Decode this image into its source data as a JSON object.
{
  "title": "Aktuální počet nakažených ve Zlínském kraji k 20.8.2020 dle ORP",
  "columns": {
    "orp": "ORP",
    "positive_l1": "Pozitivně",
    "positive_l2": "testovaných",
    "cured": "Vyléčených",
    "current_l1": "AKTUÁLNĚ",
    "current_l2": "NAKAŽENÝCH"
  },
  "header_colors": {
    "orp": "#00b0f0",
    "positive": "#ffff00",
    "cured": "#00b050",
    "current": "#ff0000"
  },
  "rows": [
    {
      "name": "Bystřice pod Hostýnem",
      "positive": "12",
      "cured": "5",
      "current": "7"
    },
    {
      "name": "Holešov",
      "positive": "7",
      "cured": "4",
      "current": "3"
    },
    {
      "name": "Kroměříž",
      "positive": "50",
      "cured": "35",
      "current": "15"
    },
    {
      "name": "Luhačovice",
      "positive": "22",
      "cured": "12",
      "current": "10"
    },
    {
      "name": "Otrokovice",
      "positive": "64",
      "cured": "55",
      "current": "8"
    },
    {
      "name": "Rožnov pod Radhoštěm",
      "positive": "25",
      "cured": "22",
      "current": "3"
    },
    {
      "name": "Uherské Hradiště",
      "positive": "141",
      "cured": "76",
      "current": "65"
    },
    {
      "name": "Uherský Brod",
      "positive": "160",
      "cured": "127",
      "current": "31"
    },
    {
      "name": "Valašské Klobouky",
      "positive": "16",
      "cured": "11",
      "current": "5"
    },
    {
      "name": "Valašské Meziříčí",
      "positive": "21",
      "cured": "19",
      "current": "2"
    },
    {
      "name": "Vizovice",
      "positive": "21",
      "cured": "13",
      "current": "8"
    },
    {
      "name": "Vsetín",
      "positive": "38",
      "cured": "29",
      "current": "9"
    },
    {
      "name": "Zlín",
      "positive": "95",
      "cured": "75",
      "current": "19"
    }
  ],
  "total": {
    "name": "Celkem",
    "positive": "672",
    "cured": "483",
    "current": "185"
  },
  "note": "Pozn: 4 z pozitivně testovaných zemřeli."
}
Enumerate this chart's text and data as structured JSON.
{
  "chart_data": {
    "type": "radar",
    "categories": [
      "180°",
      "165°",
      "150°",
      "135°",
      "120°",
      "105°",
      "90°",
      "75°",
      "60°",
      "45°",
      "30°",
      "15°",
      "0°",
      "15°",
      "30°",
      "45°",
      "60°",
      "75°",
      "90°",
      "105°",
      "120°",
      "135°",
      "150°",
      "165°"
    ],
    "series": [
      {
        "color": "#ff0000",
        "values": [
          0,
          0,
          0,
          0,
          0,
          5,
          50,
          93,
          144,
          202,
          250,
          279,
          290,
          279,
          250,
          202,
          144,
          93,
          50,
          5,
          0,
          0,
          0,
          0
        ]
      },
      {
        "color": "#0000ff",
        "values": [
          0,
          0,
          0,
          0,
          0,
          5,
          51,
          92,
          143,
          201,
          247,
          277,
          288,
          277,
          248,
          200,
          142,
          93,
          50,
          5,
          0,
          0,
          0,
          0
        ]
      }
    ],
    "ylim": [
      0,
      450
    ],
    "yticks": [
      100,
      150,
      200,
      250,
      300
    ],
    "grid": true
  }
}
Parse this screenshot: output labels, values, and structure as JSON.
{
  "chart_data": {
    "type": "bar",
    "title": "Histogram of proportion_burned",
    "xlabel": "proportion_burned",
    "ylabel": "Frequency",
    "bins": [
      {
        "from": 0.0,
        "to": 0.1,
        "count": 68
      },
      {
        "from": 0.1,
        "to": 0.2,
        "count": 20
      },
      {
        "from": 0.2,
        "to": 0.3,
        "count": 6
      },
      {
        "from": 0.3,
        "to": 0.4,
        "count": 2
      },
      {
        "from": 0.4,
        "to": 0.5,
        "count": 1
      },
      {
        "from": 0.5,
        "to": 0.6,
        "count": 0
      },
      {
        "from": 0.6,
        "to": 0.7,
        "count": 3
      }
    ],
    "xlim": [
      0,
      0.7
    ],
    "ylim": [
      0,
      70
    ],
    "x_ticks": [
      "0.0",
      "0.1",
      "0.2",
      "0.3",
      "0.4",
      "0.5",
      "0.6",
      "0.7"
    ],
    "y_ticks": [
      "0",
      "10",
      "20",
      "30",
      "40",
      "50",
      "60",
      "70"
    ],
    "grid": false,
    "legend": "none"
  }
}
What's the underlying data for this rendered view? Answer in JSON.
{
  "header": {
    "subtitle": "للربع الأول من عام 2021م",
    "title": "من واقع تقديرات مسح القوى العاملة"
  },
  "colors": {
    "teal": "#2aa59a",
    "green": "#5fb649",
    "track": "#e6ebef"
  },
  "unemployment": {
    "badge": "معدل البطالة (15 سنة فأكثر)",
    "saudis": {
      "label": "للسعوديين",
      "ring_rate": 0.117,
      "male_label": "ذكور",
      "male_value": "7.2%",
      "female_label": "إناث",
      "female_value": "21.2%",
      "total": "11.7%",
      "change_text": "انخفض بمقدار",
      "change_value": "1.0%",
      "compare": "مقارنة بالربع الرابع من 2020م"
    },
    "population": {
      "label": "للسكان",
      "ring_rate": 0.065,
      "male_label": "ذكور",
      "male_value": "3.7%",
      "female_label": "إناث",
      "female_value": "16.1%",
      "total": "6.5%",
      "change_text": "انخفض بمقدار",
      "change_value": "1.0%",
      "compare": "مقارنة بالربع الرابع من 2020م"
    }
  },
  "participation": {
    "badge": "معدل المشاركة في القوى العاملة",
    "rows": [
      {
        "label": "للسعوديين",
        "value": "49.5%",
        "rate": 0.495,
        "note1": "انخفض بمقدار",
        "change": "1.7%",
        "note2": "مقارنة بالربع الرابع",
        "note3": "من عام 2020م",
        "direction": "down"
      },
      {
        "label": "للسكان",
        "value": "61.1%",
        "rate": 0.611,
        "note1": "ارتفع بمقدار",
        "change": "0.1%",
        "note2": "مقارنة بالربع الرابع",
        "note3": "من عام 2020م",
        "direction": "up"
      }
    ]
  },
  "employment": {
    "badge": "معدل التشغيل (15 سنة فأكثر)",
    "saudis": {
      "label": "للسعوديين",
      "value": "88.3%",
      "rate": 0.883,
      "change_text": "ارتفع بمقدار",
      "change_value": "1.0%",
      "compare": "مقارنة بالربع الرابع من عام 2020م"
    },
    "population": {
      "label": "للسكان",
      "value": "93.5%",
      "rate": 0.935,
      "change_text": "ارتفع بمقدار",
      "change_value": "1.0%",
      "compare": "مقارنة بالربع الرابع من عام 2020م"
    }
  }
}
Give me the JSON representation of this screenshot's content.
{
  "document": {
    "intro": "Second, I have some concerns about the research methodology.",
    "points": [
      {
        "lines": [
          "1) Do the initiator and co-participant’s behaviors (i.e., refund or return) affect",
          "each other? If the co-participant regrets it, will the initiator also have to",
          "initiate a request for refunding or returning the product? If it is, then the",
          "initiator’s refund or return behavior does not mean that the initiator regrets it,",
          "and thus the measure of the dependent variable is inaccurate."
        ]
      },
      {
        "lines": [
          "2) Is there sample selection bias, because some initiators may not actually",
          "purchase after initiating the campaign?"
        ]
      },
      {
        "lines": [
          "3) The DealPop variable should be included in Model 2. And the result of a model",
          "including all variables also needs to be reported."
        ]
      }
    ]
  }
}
════════════════
Set task — Output the records verbatim, from the first line to the last.

Output —
Decode this image into its source data as a JSON object.
{
  "title": "Aktuální počet nakažených ve Zlínském kraji k 20.8.2020 dle ORP",
  "columns": {
    "orp": "ORP",
    "positive_l1": "Pozitivně",
    "positive_l2": "testovaných",
    "cured": "Vyléčených",
    "current_l1": "AKTUÁLNĚ",
    "current_l2": "NAKAŽENÝCH"
  },
  "header_colors": {
    "orp": "#00b0f0",
    "positive": "#ffff00",
    "cured": "#00b050",
    "current": "#ff0000"
  },
  "rows": [
    {
      "name": "Bystřice pod Hostýnem",
      "positive": "12",
      "cured": "5",
      "current": "7"
    },
    {
      "name": "Holešov",
      "positive": "7",
      "cured": "4",
      "current": "3"
    },
    {
      "name": "Kroměříž",
      "positive": "50",
      "cured": "35",
      "current": "15"
    },
    {
      "name": "Luhačovice",
      "positive": "22",
      "cured": "12",
      "current": "10"
    },
    {
      "name": "Otrokovice",
      "positive": "64",
      "cured": "55",
      "current": "8"
    },
    {
      "name": "Rožnov pod Radhoštěm",
      "positive": "25",
      "cured": "22",
      "current": "3"
    },
    {
      "name": "Uherské Hradiště",
      "positive": "141",
      "cured": "76",
      "current": "65"
    },
    {
      "name": "Uherský Brod",
      "positive": "160",
      "cured": "127",
      "current": "31"
    },
    {
      "name": "Valašské Klobouky",
      "positive": "16",
      "cured": "11",
      "current": "5"
    },
    {
      "name": "Valašské Meziříčí",
      "positive": "21",
      "cured": "19",
      "current": "2"
    },
    {
      "name": "Vizovice",
      "positive": "21",
      "cured": "13",
      "current": "8"
    },
    {
      "name": "Vsetín",
      "positive": "38",
      "cured": "29",
      "current": "9"
    },
    {
      "name": "Zlín",
      "positive": "95",
      "cured": "75",
      "current": "19"
    }
  ],
  "total": {
    "name": "Celkem",
    "positive": "672",
    "cured": "483",
    "current": "185"
  },
  "note": "Pozn: 4 z pozitivně testovaných zemřeli."
}
Enumerate this chart's text and data as structured JSON.
{
  "chart_data": {
    "type": "radar",
    "categories": [
      "180°",
      "165°",
      "150°",
      "135°",
      "120°",
      "105°",
      "90°",
      "75°",
      "60°",
      "45°",
      "30°",
      "15°",
      "0°",
      "15°",
      "30°",
      "45°",
      "60°",
      "75°",
      "90°",
      "105°",
      "120°",
      "135°",
      "150°",
      "165°"
    ],
    "series": [
      {
        "color": "#ff0000",
        "values": [
          0,
          0,
          0,
          0,
          0,
          5,
          50,
          93,
          144,
          202,
          250,
          279,
          290,
          279,
          250,
          202,
          144,
          93,
          50,
          5,
          0,
          0,
          0,
          0
        ]
      },
      {
        "color": "#0000ff",
        "values": [
          0,
          0,
          0,
          0,
          0,
          5,
          51,
          92,
          143,
          201,
          247,
          277,
          288,
          277,
          248,
          200,
          142,
          93,
          50,
          5,
          0,
          0,
          0,
          0
        ]
      }
    ],
    "ylim": [
      0,
      450
    ],
    "yticks": [
      100,
      150,
      200,
      250,
      300
    ],
    "grid": true
  }
}
Parse this screenshot: output labels, values, and structure as JSON.
{
  "chart_data": {
    "type": "bar",
    "title": "Histogram of proportion_burned",
    "xlabel": "proportion_burned",
    "ylabel": "Frequency",
    "bins": [
      {
        "from": 0.0,
        "to": 0.1,
        "count": 68
      },
      {
        "from": 0.1,
        "to": 0.2,
        "count": 20
      },
      {
        "from": 0.2,
        "to": 0.3,
        "count": 6
      },
      {
        "from": 0.3,
        "to": 0.4,
        "count": 2
      },
      {
        "from": 0.4,
        "to": 0.5,
        "count": 1
      },
      {
        "from": 0.5,
        "to": 0.6,
        "count": 0
      },
      {
        "from": 0.6,
        "to": 0.7,
        "count": 3
      }
    ],
    "xlim": [
      0,
      0.7
    ],
    "ylim": [
      0,
      70
    ],
    "x_ticks": [
      "0.0",
      "0.1",
      "0.2",
      "0.3",
      "0.4",
      "0.5",
      "0.6",
      "0.7"
    ],
    "y_ticks": [
      "0",
      "10",
      "20",
      "30",
      "40",
      "50",
      "60",
      "70"
    ],
    "grid": false,
    "legend": "none"
  }
}
What's the underlying data for this rendered view? Answer in JSON.
{
  "header": {
    "subtitle": "للربع الأول من عام 2021م",
    "title": "من واقع تقديرات مسح القوى العاملة"
  },
  "colors": {
    "teal": "#2aa59a",
    "green": "#5fb649",
    "track": "#e6ebef"
  },
  "unemployment": {
    "badge": "معدل البطالة (15 سنة فأكثر)",
    "saudis": {
      "label": "للسعوديين",
      "ring_rate": 0.117,
      "male_label": "ذكور",
      "male_value": "7.2%",
      "female_label": "إناث",
      "female_value": "21.2%",
      "total": "11.7%",
      "change_text": "انخفض بمقدار",
      "change_value": "1.0%",
      "compare": "مقارنة بالربع الرابع من 2020م"
    },
    "population": {
      "label": "للسكان",
      "ring_rate": 0.065,
      "male_label": "ذكور",
      "male_value": "3.7%",
      "female_label": "إناث",
      "female_value": "16.1%",
      "total": "6.5%",
      "change_text": "انخفض بمقدار",
      "change_value": "1.0%",
      "compare": "مقارنة بالربع الرابع من 2020م"
    }
  },
  "participation": {
    "badge": "معدل المشاركة في القوى العاملة",
    "rows": [
      {
        "label": "للسعوديين",
        "value": "49.5%",
        "rate": 0.495,
        "note1": "انخفض بمقدار",
        "change": "1.7%",
        "note2": "مقارنة بالربع الرابع",
        "note3": "من عام 2020م",
        "direction": "down"
      },
      {
        "label": "للسكان",
        "value": "61.1%",
        "rate": 0.611,
        "note1": "ارتفع بمقدار",
        "change": "0.1%",
        "note2": "مقارنة بالربع الرابع",
        "note3": "من عام 2020م",
        "direction": "up"
      }
    ]
  },
  "employment": {
    "badge": "معدل التشغيل (15 سنة فأكثر)",
    "saudis": {
      "label": "للسعوديين",
      "value": "88.3%",
      "rate": 0.883,
      "change_text": "ارتفع بمقدار",
      "change_value": "1.0%",
      "compare": "مقارنة بالربع الرابع من عام 2020م"
    },
    "population": {
      "label": "للسكان",
      "value": "93.5%",
      "rate": 0.935,
      "change_text": "ارتفع بمقدار",
      "change_value": "1.0%",
      "compare": "مقارنة بالربع الرابع من عام 2020م"
    }
  }
}
Give me the JSON representation of this screenshot's content.
{
  "document": {
    "intro": "Second, I have some concerns about the research methodology.",
    "points": [
      {
        "lines": [
          "1) Do the initiator and co-participant’s behaviors (i.e., refund or return) affect",
          "each other? If the co-participant regrets it, will the initiator also have to",
          "initiate a request for refunding or returning the product? If it is, then the",
          "initiator’s refund or return behavior does not mean that the initiator regrets it,",
          "and thus the measure of the dependent variable is inaccurate."
        ]
      },
      {
        "lines": [
          "2) Is there sample selection bias, because some initiators may not actually",
          "purchase after initiating the campaign?"
        ]
      },
      {
        "lines": [
          "3) The DealPop variable should be included in Model 2. And the result of a model",
          "including all variables also needs to be reported."
        ]
      }
    ]
  }
}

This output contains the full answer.